Goal :: Every record must appear in your copy exactly as written, with no pictures.

Information provided ::
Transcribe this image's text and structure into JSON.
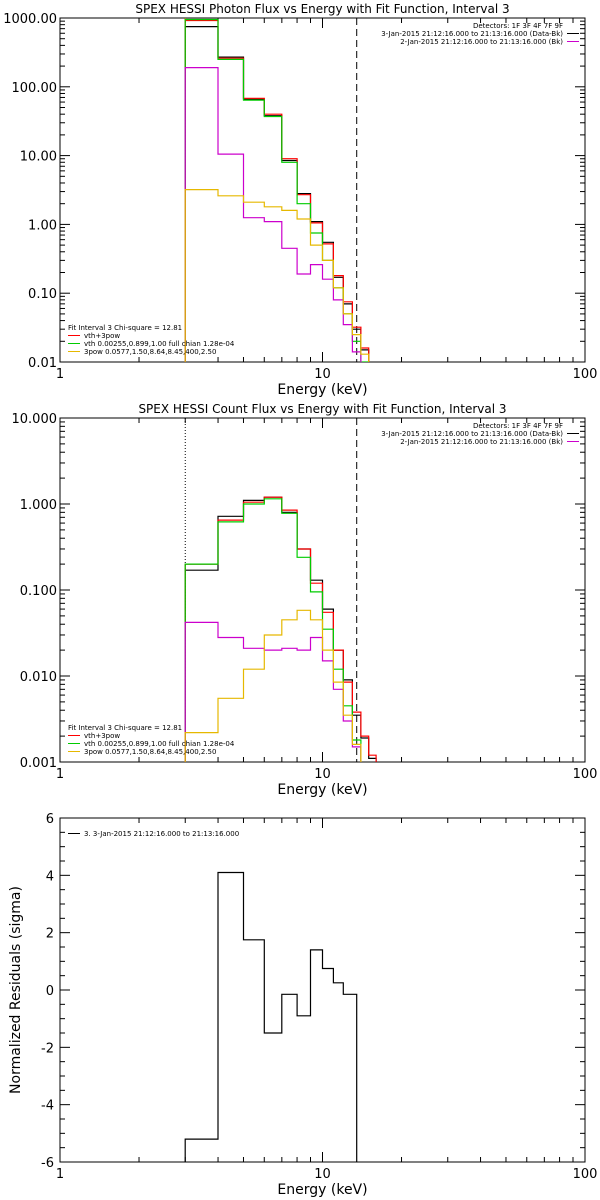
{
  "chart_data": [
    {
      "type": "line",
      "title": "SPEX HESSI Photon Flux vs Energy with Fit Function, Interval 3",
      "xlabel": "Energy (keV)",
      "ylabel": "",
      "xscale": "log",
      "yscale": "log",
      "xlim": [
        1,
        100
      ],
      "ylim": [
        0.01,
        1000
      ],
      "x_ticks": [
        "1",
        "10",
        "100"
      ],
      "y_ticks": [
        "0.01",
        "0.10",
        "1.00",
        "10.00",
        "100.00",
        "1000.00"
      ],
      "vlines": [
        {
          "x": 3.0,
          "style": "dotted",
          "color": "#ff8c00"
        },
        {
          "x": 13.5,
          "style": "dashed",
          "color": "#000000"
        }
      ],
      "legend_top": {
        "placement": "top-right",
        "lines": [
          {
            "text": "Detectors: 1F 3F 4F 7F 9F",
            "color": ""
          },
          {
            "text": "3-Jan-2015 21:12:16.000 to 21:13:16.000 (Data-Bk)",
            "color": "#000000"
          },
          {
            "text": "2-Jan-2015 21:12:16.000 to 21:13:16.000 (Bk)",
            "color": "#cc00cc"
          }
        ]
      },
      "legend_bottom": {
        "placement": "bottom-left",
        "lines": [
          {
            "text": "Fit Interval 3   Chi-square = 12.81",
            "color": ""
          },
          {
            "text": "vth+3pow",
            "color": "#ff0000"
          },
          {
            "text": "vth 0.00255,0.899,1.00   full chian 1.28e-04",
            "color": "#00cc00"
          },
          {
            "text": "3pow 0.0577,1.50,8.64,8.45,400,2.50",
            "color": "#e6b800"
          }
        ]
      },
      "edges": [
        3.0,
        4.0,
        5.0,
        6.0,
        7.0,
        8.0,
        9.0,
        10.0,
        11.0,
        12.0,
        13.0,
        14.0,
        15.0,
        16.0,
        17.0
      ],
      "series": [
        {
          "color": "#000000",
          "values": [
            750,
            270,
            66,
            38,
            8.5,
            2.8,
            1.1,
            0.55,
            0.17,
            0.07,
            0.03,
            0.015,
            null,
            null
          ]
        },
        {
          "color": "#ff0000",
          "values": [
            920,
            260,
            68,
            40,
            9.0,
            2.7,
            1.05,
            0.52,
            0.18,
            0.075,
            0.032,
            0.016,
            null,
            null
          ]
        },
        {
          "color": "#00cc00",
          "values": [
            950,
            250,
            64,
            37,
            8.0,
            2.0,
            0.75,
            0.3,
            0.12,
            0.05,
            0.02,
            0.009,
            null,
            null
          ]
        },
        {
          "color": "#cc00cc",
          "values": [
            190,
            10.5,
            1.25,
            1.1,
            0.45,
            0.19,
            0.26,
            0.16,
            0.08,
            0.035,
            0.014,
            null,
            null,
            null
          ]
        },
        {
          "color": "#e6b800",
          "values": [
            3.2,
            2.6,
            2.1,
            1.8,
            1.6,
            1.2,
            0.5,
            0.3,
            0.12,
            0.05,
            0.025,
            0.013,
            null,
            null
          ]
        }
      ]
    },
    {
      "type": "line",
      "title": "SPEX HESSI Count Flux vs Energy with Fit Function, Interval 3",
      "xlabel": "Energy (keV)",
      "ylabel": "",
      "xscale": "log",
      "yscale": "log",
      "xlim": [
        1,
        100
      ],
      "ylim": [
        0.001,
        10
      ],
      "x_ticks": [
        "1",
        "10",
        "100"
      ],
      "y_ticks": [
        "0.001",
        "0.010",
        "0.100",
        "1.000",
        "10.000"
      ],
      "vlines": [
        {
          "x": 3.0,
          "style": "dotted",
          "color": "#000000"
        },
        {
          "x": 13.5,
          "style": "dashed",
          "color": "#000000"
        }
      ],
      "legend_top": {
        "placement": "top-right",
        "lines": [
          {
            "text": "Detectors: 1F 3F 4F 7F 9F",
            "color": ""
          },
          {
            "text": "3-Jan-2015 21:12:16.000 to 21:13:16.000 (Data-Bk)",
            "color": "#000000"
          },
          {
            "text": "2-Jan-2015 21:12:16.000 to 21:13:16.000 (Bk)",
            "color": "#cc00cc"
          }
        ]
      },
      "legend_bottom": {
        "placement": "bottom-left",
        "lines": [
          {
            "text": "Fit Interval 3   Chi-square = 12.81",
            "color": ""
          },
          {
            "text": "vth+3pow",
            "color": "#ff0000"
          },
          {
            "text": "vth 0.00255,0.899,1.00   full chian 1.28e-04",
            "color": "#00cc00"
          },
          {
            "text": "3pow 0.0577,1.50,8.64,8.45,400,2.50",
            "color": "#e6b800"
          }
        ]
      },
      "edges": [
        3.0,
        4.0,
        5.0,
        6.0,
        7.0,
        8.0,
        9.0,
        10.0,
        11.0,
        12.0,
        13.0,
        14.0,
        15.0,
        16.0,
        17.0,
        18.0
      ],
      "series": [
        {
          "color": "#000000",
          "values": [
            0.17,
            0.72,
            1.1,
            1.2,
            0.8,
            0.3,
            0.13,
            0.06,
            0.02,
            0.009,
            0.0035,
            0.0019,
            0.0011,
            null,
            null
          ]
        },
        {
          "color": "#ff0000",
          "values": [
            0.2,
            0.65,
            1.05,
            1.2,
            0.85,
            0.3,
            0.12,
            0.055,
            0.02,
            0.0085,
            0.0038,
            0.002,
            0.0012,
            null,
            null
          ]
        },
        {
          "color": "#00cc00",
          "values": [
            0.2,
            0.62,
            1.0,
            1.15,
            0.78,
            0.24,
            0.095,
            0.035,
            0.012,
            0.0045,
            0.0018,
            null,
            null,
            null,
            null
          ]
        },
        {
          "color": "#cc00cc",
          "values": [
            0.042,
            0.028,
            0.021,
            0.02,
            0.021,
            0.02,
            0.028,
            0.015,
            0.007,
            0.003,
            0.0015,
            null,
            null,
            null,
            null
          ]
        },
        {
          "color": "#e6b800",
          "values": [
            0.0022,
            0.0055,
            0.012,
            0.03,
            0.045,
            0.058,
            0.045,
            0.02,
            0.0085,
            0.0035,
            0.0016,
            null,
            null,
            null,
            null
          ]
        }
      ]
    },
    {
      "type": "line",
      "title": "",
      "xlabel": "Energy (keV)",
      "ylabel": "Normalized Residuals (sigma)",
      "xscale": "log",
      "yscale": "linear",
      "xlim": [
        1,
        100
      ],
      "ylim": [
        -6,
        6
      ],
      "x_ticks": [
        "1",
        "10",
        "100"
      ],
      "y_ticks": [
        "-6",
        "-4",
        "-2",
        "0",
        "2",
        "4",
        "6"
      ],
      "legend": {
        "placement": "top-left",
        "lines": [
          {
            "text": "3. 3-Jan-2015 21:12:16.000 to 21:13:16.000",
            "color": "#000000"
          }
        ]
      },
      "edges": [
        3.0,
        4.0,
        5.0,
        6.0,
        7.0,
        8.0,
        9.0,
        10.0,
        11.0,
        12.0,
        13.0,
        13.5
      ],
      "series": [
        {
          "color": "#000000",
          "values": [
            -5.2,
            4.1,
            1.75,
            -1.5,
            -0.15,
            -0.9,
            1.4,
            0.75,
            0.25,
            -0.15,
            -0.15
          ]
        }
      ]
    }
  ]
}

Finished task ::
Transcribe this image's text and structure into JSON.
{
  "chart_data": [
    {
      "type": "line",
      "title": "SPEX HESSI Photon Flux vs Energy with Fit Function, Interval 3",
      "xlabel": "Energy (keV)",
      "ylabel": "",
      "xscale": "log",
      "yscale": "log",
      "xlim": [
        1,
        100
      ],
      "ylim": [
        0.01,
        1000
      ],
      "x_ticks": [
        "1",
        "10",
        "100"
      ],
      "y_ticks": [
        "0.01",
        "0.10",
        "1.00",
        "10.00",
        "100.00",
        "1000.00"
      ],
      "vlines": [
        {
          "x": 3.0,
          "style": "dotted",
          "color": "#ff8c00"
        },
        {
          "x": 13.5,
          "style": "dashed",
          "color": "#000000"
        }
      ],
      "legend_top": {
        "placement": "top-right",
        "lines": [
          {
            "text": "Detectors: 1F 3F 4F 7F 9F",
            "color": ""
          },
          {
            "text": "3-Jan-2015 21:12:16.000 to 21:13:16.000 (Data-Bk)",
            "color": "#000000"
          },
          {
            "text": "2-Jan-2015 21:12:16.000 to 21:13:16.000 (Bk)",
            "color": "#cc00cc"
          }
        ]
      },
      "legend_bottom": {
        "placement": "bottom-left",
        "lines": [
          {
            "text": "Fit Interval 3   Chi-square = 12.81",
            "color": ""
          },
          {
            "text": "vth+3pow",
            "color": "#ff0000"
          },
          {
            "text": "vth 0.00255,0.899,1.00   full chian 1.28e-04",
            "color": "#00cc00"
          },
          {
            "text": "3pow 0.0577,1.50,8.64,8.45,400,2.50",
            "color": "#e6b800"
          }
        ]
      },
      "edges": [
        3.0,
        4.0,
        5.0,
        6.0,
        7.0,
        8.0,
        9.0,
        10.0,
        11.0,
        12.0,
        13.0,
        14.0,
        15.0,
        16.0,
        17.0
      ],
      "series": [
        {
          "color": "#000000",
          "values": [
            750,
            270,
            66,
            38,
            8.5,
            2.8,
            1.1,
            0.55,
            0.17,
            0.07,
            0.03,
            0.015,
            null,
            null
          ]
        },
        {
          "color": "#ff0000",
          "values": [
            920,
            260,
            68,
            40,
            9.0,
            2.7,
            1.05,
            0.52,
            0.18,
            0.075,
            0.032,
            0.016,
            null,
            null
          ]
        },
        {
          "color": "#00cc00",
          "values": [
            950,
            250,
            64,
            37,
            8.0,
            2.0,
            0.75,
            0.3,
            0.12,
            0.05,
            0.02,
            0.009,
            null,
            null
          ]
        },
        {
          "color": "#cc00cc",
          "values": [
            190,
            10.5,
            1.25,
            1.1,
            0.45,
            0.19,
            0.26,
            0.16,
            0.08,
            0.035,
            0.014,
            null,
            null,
            null
          ]
        },
        {
          "color": "#e6b800",
          "values": [
            3.2,
            2.6,
            2.1,
            1.8,
            1.6,
            1.2,
            0.5,
            0.3,
            0.12,
            0.05,
            0.025,
            0.013,
            null,
            null
          ]
        }
      ]
    },
    {
      "type": "line",
      "title": "SPEX HESSI Count Flux vs Energy with Fit Function, Interval 3",
      "xlabel": "Energy (keV)",
      "ylabel": "",
      "xscale": "log",
      "yscale": "log",
      "xlim": [
        1,
        100
      ],
      "ylim": [
        0.001,
        10
      ],
      "x_ticks": [
        "1",
        "10",
        "100"
      ],
      "y_ticks": [
        "0.001",
        "0.010",
        "0.100",
        "1.000",
        "10.000"
      ],
      "vlines": [
        {
          "x": 3.0,
          "style": "dotted",
          "color": "#000000"
        },
        {
          "x": 13.5,
          "style": "dashed",
          "color": "#000000"
        }
      ],
      "legend_top": {
        "placement": "top-right",
        "lines": [
          {
            "text": "Detectors: 1F 3F 4F 7F 9F",
            "color": ""
          },
          {
            "text": "3-Jan-2015 21:12:16.000 to 21:13:16.000 (Data-Bk)",
            "color": "#000000"
          },
          {
            "text": "2-Jan-2015 21:12:16.000 to 21:13:16.000 (Bk)",
            "color": "#cc00cc"
          }
        ]
      },
      "legend_bottom": {
        "placement": "bottom-left",
        "lines": [
          {
            "text": "Fit Interval 3   Chi-square = 12.81",
            "color": ""
          },
          {
            "text": "vth+3pow",
            "color": "#ff0000"
          },
          {
            "text": "vth 0.00255,0.899,1.00   full chian 1.28e-04",
            "color": "#00cc00"
          },
          {
            "text": "3pow 0.0577,1.50,8.64,8.45,400,2.50",
            "color": "#e6b800"
          }
        ]
      },
      "edges": [
        3.0,
        4.0,
        5.0,
        6.0,
        7.0,
        8.0,
        9.0,
        10.0,
        11.0,
        12.0,
        13.0,
        14.0,
        15.0,
        16.0,
        17.0,
        18.0
      ],
      "series": [
        {
          "color": "#000000",
          "values": [
            0.17,
            0.72,
            1.1,
            1.2,
            0.8,
            0.3,
            0.13,
            0.06,
            0.02,
            0.009,
            0.0035,
            0.0019,
            0.0011,
            null,
            null
          ]
        },
        {
          "color": "#ff0000",
          "values": [
            0.2,
            0.65,
            1.05,
            1.2,
            0.85,
            0.3,
            0.12,
            0.055,
            0.02,
            0.0085,
            0.0038,
            0.002,
            0.0012,
            null,
            null
          ]
        },
        {
          "color": "#00cc00",
          "values": [
            0.2,
            0.62,
            1.0,
            1.15,
            0.78,
            0.24,
            0.095,
            0.035,
            0.012,
            0.0045,
            0.0018,
            null,
            null,
            null,
            null
          ]
        },
        {
          "color": "#cc00cc",
          "values": [
            0.042,
            0.028,
            0.021,
            0.02,
            0.021,
            0.02,
            0.028,
            0.015,
            0.007,
            0.003,
            0.0015,
            null,
            null,
            null,
            null
          ]
        },
        {
          "color": "#e6b800",
          "values": [
            0.0022,
            0.0055,
            0.012,
            0.03,
            0.045,
            0.058,
            0.045,
            0.02,
            0.0085,
            0.0035,
            0.0016,
            null,
            null,
            null,
            null
          ]
        }
      ]
    },
    {
      "type": "line",
      "title": "",
      "xlabel": "Energy (keV)",
      "ylabel": "Normalized Residuals (sigma)",
      "xscale": "log",
      "yscale": "linear",
      "xlim": [
        1,
        100
      ],
      "ylim": [
        -6,
        6
      ],
      "x_ticks": [
        "1",
        "10",
        "100"
      ],
      "y_ticks": [
        "-6",
        "-4",
        "-2",
        "0",
        "2",
        "4",
        "6"
      ],
      "legend": {
        "placement": "top-left",
        "lines": [
          {
            "text": "3. 3-Jan-2015 21:12:16.000 to 21:13:16.000",
            "color": "#000000"
          }
        ]
      },
      "edges": [
        3.0,
        4.0,
        5.0,
        6.0,
        7.0,
        8.0,
        9.0,
        10.0,
        11.0,
        12.0,
        13.0,
        13.5
      ],
      "series": [
        {
          "color": "#000000",
          "values": [
            -5.2,
            4.1,
            1.75,
            -1.5,
            -0.15,
            -0.9,
            1.4,
            0.75,
            0.25,
            -0.15,
            -0.15
          ]
        }
      ]
    }
  ]
}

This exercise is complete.